» Entries shown

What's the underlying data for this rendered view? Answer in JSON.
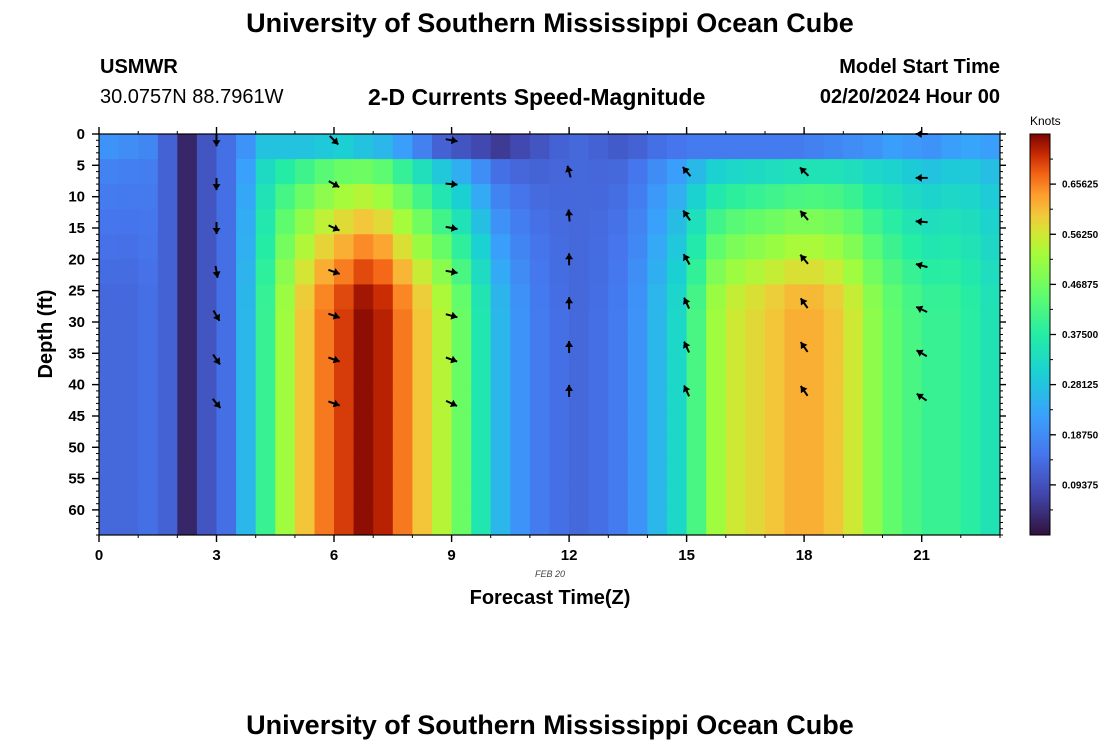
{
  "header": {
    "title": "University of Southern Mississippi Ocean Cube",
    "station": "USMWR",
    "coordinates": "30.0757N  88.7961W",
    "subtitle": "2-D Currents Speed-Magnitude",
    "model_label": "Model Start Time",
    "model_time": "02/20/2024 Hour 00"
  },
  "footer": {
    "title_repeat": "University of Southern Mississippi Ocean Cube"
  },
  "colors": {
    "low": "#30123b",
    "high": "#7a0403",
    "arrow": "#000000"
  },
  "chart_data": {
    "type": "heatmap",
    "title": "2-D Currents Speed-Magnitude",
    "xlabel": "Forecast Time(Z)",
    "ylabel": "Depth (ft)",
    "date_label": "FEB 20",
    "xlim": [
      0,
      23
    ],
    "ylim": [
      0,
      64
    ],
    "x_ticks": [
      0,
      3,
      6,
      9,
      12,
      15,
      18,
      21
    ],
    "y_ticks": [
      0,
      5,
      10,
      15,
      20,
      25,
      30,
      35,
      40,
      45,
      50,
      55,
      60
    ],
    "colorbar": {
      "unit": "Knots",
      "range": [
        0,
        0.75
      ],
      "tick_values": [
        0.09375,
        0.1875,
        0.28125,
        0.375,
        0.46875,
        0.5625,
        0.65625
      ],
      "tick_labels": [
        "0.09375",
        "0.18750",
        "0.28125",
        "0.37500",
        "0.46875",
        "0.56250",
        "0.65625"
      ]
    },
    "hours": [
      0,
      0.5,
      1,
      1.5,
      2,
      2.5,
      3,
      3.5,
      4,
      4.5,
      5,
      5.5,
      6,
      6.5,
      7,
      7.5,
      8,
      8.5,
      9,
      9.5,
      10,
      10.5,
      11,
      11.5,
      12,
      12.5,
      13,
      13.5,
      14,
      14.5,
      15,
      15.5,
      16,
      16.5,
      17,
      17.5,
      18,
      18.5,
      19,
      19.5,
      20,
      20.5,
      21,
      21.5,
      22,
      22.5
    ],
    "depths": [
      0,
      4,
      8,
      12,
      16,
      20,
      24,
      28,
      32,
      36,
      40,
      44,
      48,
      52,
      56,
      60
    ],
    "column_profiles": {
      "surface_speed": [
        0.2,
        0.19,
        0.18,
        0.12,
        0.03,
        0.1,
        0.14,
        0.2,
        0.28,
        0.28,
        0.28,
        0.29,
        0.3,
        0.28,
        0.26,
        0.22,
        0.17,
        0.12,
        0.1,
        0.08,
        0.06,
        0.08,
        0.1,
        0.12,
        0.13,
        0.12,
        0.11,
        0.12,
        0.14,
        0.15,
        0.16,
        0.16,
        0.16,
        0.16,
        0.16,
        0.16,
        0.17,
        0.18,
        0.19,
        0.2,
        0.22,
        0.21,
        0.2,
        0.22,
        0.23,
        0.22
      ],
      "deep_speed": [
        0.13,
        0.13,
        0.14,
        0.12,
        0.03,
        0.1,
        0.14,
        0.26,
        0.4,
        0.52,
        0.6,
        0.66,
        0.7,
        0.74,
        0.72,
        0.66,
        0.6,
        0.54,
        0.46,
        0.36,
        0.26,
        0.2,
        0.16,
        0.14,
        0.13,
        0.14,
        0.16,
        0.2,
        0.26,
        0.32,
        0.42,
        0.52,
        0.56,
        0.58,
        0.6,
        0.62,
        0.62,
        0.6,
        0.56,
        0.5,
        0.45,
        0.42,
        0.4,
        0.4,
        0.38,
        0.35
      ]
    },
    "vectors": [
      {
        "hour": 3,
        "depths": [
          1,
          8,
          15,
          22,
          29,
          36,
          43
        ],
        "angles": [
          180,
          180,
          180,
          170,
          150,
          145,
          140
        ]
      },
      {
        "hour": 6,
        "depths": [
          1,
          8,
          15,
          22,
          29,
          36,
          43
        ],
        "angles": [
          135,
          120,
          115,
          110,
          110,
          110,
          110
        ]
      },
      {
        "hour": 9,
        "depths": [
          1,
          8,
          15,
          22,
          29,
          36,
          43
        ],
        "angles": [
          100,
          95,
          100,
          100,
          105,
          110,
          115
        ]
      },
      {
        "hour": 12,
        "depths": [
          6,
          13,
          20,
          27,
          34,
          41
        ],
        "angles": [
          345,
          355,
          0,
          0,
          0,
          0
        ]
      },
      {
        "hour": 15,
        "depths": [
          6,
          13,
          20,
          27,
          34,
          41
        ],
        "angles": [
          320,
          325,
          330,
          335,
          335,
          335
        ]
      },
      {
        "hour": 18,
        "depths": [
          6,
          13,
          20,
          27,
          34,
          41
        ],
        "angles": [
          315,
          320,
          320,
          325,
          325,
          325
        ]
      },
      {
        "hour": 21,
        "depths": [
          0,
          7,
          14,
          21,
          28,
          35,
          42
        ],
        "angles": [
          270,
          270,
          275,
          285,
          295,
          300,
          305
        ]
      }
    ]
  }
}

» Task to carry out
Which lines of the data include "Cube"? Copy each of them.

» Final answer
    "title": "University of Southern Mississippi Ocean Cube",
    "title_repeat": "University of Southern Mississippi Ocean Cube"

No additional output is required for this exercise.